§ RECORDS TO PROCESS
______
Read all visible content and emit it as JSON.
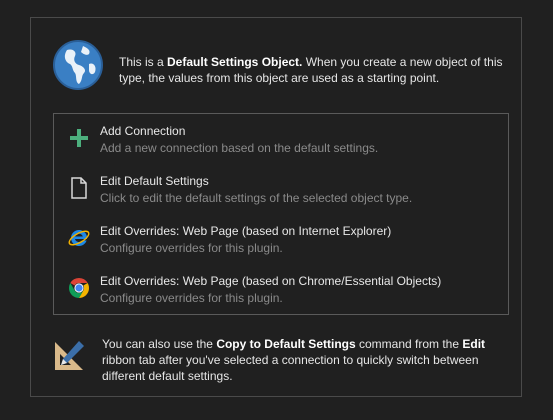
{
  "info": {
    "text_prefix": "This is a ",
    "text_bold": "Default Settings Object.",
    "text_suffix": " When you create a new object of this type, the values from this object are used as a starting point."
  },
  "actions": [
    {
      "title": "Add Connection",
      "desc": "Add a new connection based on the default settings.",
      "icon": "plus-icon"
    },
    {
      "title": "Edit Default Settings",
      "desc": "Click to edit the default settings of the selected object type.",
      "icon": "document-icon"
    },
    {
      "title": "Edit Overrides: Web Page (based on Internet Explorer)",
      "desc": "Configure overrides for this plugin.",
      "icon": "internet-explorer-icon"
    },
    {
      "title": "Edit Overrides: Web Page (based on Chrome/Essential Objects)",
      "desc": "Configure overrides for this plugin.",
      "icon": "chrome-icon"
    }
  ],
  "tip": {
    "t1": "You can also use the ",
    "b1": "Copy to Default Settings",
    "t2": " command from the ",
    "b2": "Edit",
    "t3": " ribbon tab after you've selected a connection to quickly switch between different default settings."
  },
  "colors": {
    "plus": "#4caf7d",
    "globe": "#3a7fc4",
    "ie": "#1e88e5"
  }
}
______
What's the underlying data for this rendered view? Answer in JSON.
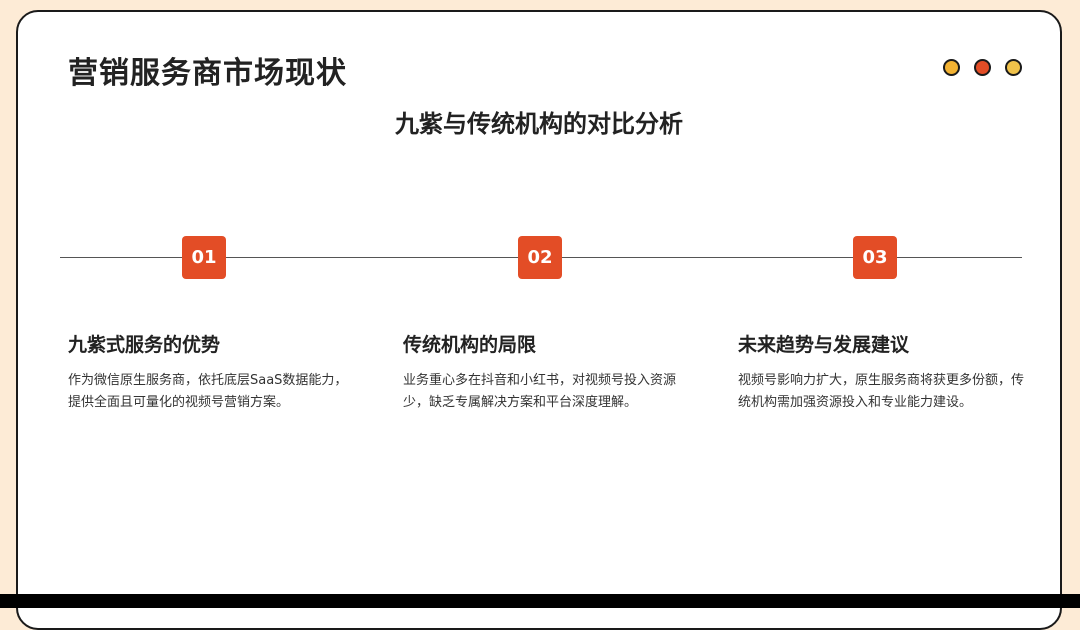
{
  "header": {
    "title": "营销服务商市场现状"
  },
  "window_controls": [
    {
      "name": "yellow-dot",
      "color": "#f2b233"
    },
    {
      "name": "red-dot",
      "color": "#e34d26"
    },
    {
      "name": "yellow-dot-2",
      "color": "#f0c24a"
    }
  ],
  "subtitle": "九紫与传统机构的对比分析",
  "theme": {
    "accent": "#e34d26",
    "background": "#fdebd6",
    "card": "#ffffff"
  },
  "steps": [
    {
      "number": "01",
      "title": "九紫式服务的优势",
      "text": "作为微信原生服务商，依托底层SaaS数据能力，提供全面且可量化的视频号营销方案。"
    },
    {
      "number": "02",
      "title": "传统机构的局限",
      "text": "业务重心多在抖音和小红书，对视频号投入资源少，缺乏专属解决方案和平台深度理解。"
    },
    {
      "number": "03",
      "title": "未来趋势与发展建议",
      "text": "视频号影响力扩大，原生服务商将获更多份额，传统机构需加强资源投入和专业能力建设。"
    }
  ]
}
______
§ WORK INSTRUCTIONS
Only the number is needed: state how many lines in the listing contain "JSON".

§ WRITTEN SOLUTION
2